**TEXT UNDER STUDY**

Arts My Smobriety: Odds and Ends and Illness
It’s been about three weeks now, and I haven’t really wanted a cigarette at any point in the process. I did have a dream, about three days ago, that I was smoking, and my immediate response was panic: “Oh, fuck, now I’m gonna have to quit again.” Also, just last night, I developed the worst cold I’ve had in years. I’ve heard from most nonsmokers that a flu or flulike cold is usually nature’s reward for quitting smoking, and I think that this is, in fact, said reward (thanks, God.) It’s definitely the first sore throat that I’ve had since I started smoking, twelve years ago. I’m sure there’s a weird scientific explanation for that, but I can’t find it on Google.

**DATASET RECORDS**
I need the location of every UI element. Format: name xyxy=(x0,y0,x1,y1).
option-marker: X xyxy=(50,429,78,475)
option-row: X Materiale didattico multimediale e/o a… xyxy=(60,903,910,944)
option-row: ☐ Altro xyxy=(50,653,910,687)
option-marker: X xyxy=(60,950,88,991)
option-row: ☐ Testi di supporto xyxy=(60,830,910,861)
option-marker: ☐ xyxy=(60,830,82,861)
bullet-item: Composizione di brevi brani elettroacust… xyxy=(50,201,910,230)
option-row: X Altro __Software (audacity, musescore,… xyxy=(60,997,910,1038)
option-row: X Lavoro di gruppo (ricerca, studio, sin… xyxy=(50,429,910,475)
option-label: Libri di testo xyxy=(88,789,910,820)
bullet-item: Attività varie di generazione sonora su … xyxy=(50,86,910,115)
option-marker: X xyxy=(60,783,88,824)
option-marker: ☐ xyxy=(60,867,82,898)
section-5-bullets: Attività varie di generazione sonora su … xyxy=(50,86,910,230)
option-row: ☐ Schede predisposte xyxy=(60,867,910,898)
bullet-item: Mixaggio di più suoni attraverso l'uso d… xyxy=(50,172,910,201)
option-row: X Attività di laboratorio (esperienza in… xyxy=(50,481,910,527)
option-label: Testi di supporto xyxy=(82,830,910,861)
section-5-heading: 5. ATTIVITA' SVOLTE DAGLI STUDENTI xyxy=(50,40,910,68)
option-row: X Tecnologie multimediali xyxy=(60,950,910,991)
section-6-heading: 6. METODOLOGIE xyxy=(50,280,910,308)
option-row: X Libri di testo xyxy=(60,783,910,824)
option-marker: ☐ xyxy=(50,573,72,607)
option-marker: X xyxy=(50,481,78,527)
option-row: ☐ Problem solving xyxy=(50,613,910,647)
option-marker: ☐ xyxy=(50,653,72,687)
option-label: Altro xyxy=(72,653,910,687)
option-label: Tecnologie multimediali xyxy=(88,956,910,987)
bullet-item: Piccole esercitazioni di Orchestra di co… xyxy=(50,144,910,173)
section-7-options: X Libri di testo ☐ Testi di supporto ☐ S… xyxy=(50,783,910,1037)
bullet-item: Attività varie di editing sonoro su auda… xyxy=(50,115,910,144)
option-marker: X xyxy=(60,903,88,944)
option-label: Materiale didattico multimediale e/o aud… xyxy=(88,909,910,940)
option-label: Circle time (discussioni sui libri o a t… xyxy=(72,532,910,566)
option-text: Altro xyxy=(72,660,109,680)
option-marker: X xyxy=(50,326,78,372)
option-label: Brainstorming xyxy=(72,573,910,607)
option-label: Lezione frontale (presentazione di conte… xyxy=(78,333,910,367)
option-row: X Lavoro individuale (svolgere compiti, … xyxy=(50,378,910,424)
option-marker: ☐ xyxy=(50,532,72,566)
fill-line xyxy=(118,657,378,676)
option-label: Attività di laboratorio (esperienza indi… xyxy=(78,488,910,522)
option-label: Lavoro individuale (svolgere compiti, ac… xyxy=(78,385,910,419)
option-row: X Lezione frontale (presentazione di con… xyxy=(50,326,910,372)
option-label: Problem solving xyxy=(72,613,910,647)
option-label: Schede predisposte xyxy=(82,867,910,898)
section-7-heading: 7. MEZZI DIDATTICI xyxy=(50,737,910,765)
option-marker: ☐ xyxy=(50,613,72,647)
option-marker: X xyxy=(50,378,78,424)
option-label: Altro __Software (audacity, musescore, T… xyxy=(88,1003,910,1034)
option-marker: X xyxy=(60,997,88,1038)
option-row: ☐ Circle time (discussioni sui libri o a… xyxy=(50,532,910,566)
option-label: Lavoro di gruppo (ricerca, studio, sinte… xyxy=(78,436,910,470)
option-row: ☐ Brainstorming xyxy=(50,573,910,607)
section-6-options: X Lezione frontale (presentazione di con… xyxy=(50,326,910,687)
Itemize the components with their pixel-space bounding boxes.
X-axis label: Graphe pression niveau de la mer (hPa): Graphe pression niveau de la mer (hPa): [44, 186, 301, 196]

**THE TASK**
In the post about quitting smoking, list every phrase that states an amount of time with a number spelled out as a word.

**RESULT**
about three weeks now
about three days ago
twelve years ago